**Task statement**
Drop the pictures, then extract the listing word for word.

[start Dataset records]

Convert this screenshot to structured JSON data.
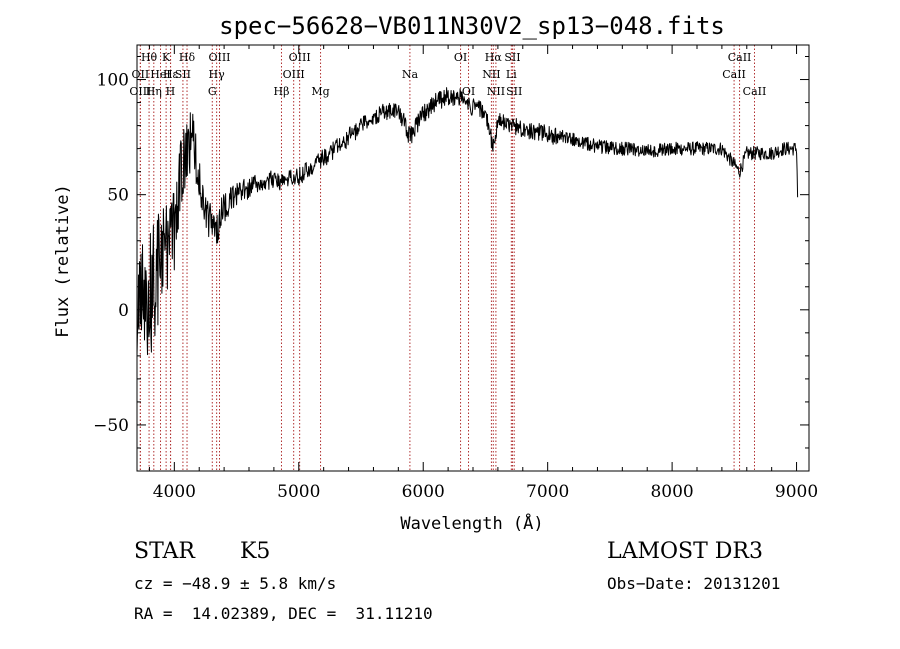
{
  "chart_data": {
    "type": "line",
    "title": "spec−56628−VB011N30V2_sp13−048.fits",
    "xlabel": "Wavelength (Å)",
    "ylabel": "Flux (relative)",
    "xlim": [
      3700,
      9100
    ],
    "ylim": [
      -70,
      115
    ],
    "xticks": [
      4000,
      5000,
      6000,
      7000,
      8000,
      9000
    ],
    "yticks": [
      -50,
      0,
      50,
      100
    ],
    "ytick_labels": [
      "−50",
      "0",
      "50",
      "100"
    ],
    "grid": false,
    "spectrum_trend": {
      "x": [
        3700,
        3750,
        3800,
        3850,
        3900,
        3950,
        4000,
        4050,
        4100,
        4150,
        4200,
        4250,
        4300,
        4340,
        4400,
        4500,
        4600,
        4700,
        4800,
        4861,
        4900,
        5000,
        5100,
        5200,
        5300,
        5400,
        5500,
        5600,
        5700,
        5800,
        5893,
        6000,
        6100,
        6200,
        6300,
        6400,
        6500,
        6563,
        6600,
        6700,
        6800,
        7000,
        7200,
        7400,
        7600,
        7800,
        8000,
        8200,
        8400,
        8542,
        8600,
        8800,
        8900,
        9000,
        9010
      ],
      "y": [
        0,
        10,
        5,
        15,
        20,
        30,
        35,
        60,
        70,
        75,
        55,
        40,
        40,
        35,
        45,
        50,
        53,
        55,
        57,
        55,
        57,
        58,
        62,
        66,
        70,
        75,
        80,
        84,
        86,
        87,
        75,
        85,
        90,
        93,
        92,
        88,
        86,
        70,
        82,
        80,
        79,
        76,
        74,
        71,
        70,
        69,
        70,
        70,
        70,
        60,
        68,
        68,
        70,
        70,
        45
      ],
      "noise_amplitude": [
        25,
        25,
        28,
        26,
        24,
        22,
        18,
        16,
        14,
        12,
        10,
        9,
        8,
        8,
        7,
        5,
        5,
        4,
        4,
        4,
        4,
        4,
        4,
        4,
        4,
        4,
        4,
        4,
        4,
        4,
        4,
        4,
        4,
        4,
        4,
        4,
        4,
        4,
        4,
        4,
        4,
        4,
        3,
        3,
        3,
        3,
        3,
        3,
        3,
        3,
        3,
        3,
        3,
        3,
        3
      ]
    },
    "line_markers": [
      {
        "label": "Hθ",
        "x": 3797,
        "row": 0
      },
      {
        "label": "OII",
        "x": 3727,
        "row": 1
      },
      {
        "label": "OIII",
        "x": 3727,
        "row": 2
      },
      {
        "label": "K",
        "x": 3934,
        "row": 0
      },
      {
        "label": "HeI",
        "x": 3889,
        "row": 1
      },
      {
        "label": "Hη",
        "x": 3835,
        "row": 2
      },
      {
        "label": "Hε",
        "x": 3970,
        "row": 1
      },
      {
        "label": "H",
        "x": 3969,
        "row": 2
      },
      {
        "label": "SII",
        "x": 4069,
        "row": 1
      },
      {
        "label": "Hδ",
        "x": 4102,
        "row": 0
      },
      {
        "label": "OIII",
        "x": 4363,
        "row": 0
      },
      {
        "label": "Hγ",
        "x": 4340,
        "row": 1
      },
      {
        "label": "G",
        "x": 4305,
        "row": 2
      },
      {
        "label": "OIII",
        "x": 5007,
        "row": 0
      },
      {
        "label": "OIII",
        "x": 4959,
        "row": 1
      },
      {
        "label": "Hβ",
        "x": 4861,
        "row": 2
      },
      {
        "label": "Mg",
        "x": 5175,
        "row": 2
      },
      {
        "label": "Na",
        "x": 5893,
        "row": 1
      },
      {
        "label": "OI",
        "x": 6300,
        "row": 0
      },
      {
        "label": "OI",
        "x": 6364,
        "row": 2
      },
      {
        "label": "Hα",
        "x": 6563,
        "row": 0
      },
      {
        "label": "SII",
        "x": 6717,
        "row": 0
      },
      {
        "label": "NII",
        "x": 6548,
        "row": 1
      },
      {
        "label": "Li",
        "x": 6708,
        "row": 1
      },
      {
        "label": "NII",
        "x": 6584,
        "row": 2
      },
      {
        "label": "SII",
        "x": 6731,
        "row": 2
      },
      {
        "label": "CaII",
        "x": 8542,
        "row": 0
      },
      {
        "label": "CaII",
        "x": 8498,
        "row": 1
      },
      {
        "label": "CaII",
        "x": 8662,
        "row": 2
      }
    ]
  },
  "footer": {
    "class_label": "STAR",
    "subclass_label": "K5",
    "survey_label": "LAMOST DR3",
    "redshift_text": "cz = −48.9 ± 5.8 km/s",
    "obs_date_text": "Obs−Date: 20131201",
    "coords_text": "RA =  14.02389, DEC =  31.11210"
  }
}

[end Dataset records]

**Problem solution**
Convert this screenshot to structured JSON data.
{
  "chart_data": {
    "type": "line",
    "title": "spec−56628−VB011N30V2_sp13−048.fits",
    "xlabel": "Wavelength (Å)",
    "ylabel": "Flux (relative)",
    "xlim": [
      3700,
      9100
    ],
    "ylim": [
      -70,
      115
    ],
    "xticks": [
      4000,
      5000,
      6000,
      7000,
      8000,
      9000
    ],
    "yticks": [
      -50,
      0,
      50,
      100
    ],
    "ytick_labels": [
      "−50",
      "0",
      "50",
      "100"
    ],
    "grid": false,
    "spectrum_trend": {
      "x": [
        3700,
        3750,
        3800,
        3850,
        3900,
        3950,
        4000,
        4050,
        4100,
        4150,
        4200,
        4250,
        4300,
        4340,
        4400,
        4500,
        4600,
        4700,
        4800,
        4861,
        4900,
        5000,
        5100,
        5200,
        5300,
        5400,
        5500,
        5600,
        5700,
        5800,
        5893,
        6000,
        6100,
        6200,
        6300,
        6400,
        6500,
        6563,
        6600,
        6700,
        6800,
        7000,
        7200,
        7400,
        7600,
        7800,
        8000,
        8200,
        8400,
        8542,
        8600,
        8800,
        8900,
        9000,
        9010
      ],
      "y": [
        0,
        10,
        5,
        15,
        20,
        30,
        35,
        60,
        70,
        75,
        55,
        40,
        40,
        35,
        45,
        50,
        53,
        55,
        57,
        55,
        57,
        58,
        62,
        66,
        70,
        75,
        80,
        84,
        86,
        87,
        75,
        85,
        90,
        93,
        92,
        88,
        86,
        70,
        82,
        80,
        79,
        76,
        74,
        71,
        70,
        69,
        70,
        70,
        70,
        60,
        68,
        68,
        70,
        70,
        45
      ],
      "noise_amplitude": [
        25,
        25,
        28,
        26,
        24,
        22,
        18,
        16,
        14,
        12,
        10,
        9,
        8,
        8,
        7,
        5,
        5,
        4,
        4,
        4,
        4,
        4,
        4,
        4,
        4,
        4,
        4,
        4,
        4,
        4,
        4,
        4,
        4,
        4,
        4,
        4,
        4,
        4,
        4,
        4,
        4,
        4,
        3,
        3,
        3,
        3,
        3,
        3,
        3,
        3,
        3,
        3,
        3,
        3,
        3
      ]
    },
    "line_markers": [
      {
        "label": "Hθ",
        "x": 3797,
        "row": 0
      },
      {
        "label": "OII",
        "x": 3727,
        "row": 1
      },
      {
        "label": "OIII",
        "x": 3727,
        "row": 2
      },
      {
        "label": "K",
        "x": 3934,
        "row": 0
      },
      {
        "label": "HeI",
        "x": 3889,
        "row": 1
      },
      {
        "label": "Hη",
        "x": 3835,
        "row": 2
      },
      {
        "label": "Hε",
        "x": 3970,
        "row": 1
      },
      {
        "label": "H",
        "x": 3969,
        "row": 2
      },
      {
        "label": "SII",
        "x": 4069,
        "row": 1
      },
      {
        "label": "Hδ",
        "x": 4102,
        "row": 0
      },
      {
        "label": "OIII",
        "x": 4363,
        "row": 0
      },
      {
        "label": "Hγ",
        "x": 4340,
        "row": 1
      },
      {
        "label": "G",
        "x": 4305,
        "row": 2
      },
      {
        "label": "OIII",
        "x": 5007,
        "row": 0
      },
      {
        "label": "OIII",
        "x": 4959,
        "row": 1
      },
      {
        "label": "Hβ",
        "x": 4861,
        "row": 2
      },
      {
        "label": "Mg",
        "x": 5175,
        "row": 2
      },
      {
        "label": "Na",
        "x": 5893,
        "row": 1
      },
      {
        "label": "OI",
        "x": 6300,
        "row": 0
      },
      {
        "label": "OI",
        "x": 6364,
        "row": 2
      },
      {
        "label": "Hα",
        "x": 6563,
        "row": 0
      },
      {
        "label": "SII",
        "x": 6717,
        "row": 0
      },
      {
        "label": "NII",
        "x": 6548,
        "row": 1
      },
      {
        "label": "Li",
        "x": 6708,
        "row": 1
      },
      {
        "label": "NII",
        "x": 6584,
        "row": 2
      },
      {
        "label": "SII",
        "x": 6731,
        "row": 2
      },
      {
        "label": "CaII",
        "x": 8542,
        "row": 0
      },
      {
        "label": "CaII",
        "x": 8498,
        "row": 1
      },
      {
        "label": "CaII",
        "x": 8662,
        "row": 2
      }
    ]
  },
  "footer": {
    "class_label": "STAR",
    "subclass_label": "K5",
    "survey_label": "LAMOST DR3",
    "redshift_text": "cz = −48.9 ± 5.8 km/s",
    "obs_date_text": "Obs−Date: 20131201",
    "coords_text": "RA =  14.02389, DEC =  31.11210"
  }
}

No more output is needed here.